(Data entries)

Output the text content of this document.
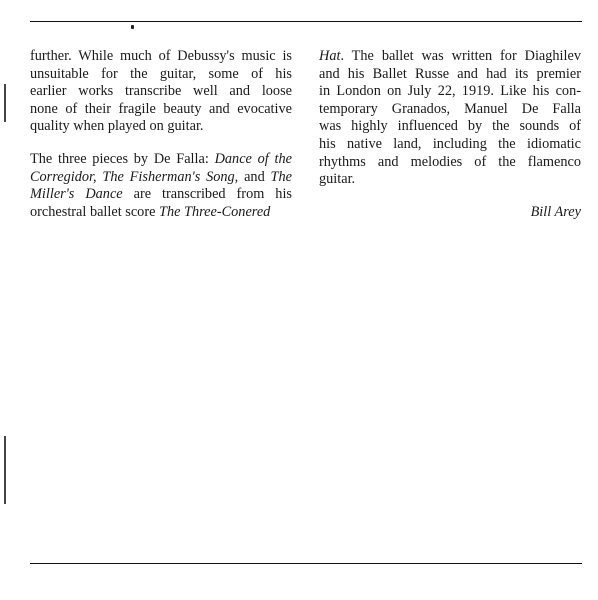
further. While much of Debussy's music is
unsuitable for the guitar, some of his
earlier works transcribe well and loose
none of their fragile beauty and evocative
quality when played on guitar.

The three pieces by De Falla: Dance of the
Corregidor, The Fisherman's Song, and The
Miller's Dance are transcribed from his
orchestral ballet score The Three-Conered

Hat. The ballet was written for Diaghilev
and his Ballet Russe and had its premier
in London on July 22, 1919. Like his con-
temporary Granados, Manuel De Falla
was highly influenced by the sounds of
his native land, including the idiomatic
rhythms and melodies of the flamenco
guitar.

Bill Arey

## [WHAT YOU WILL DO]
Copy every line that contains the string "Dance".

## [EXERCISE OUTPUT]
The three pieces by De Falla: Dance of the
Miller's Dance are transcribed from his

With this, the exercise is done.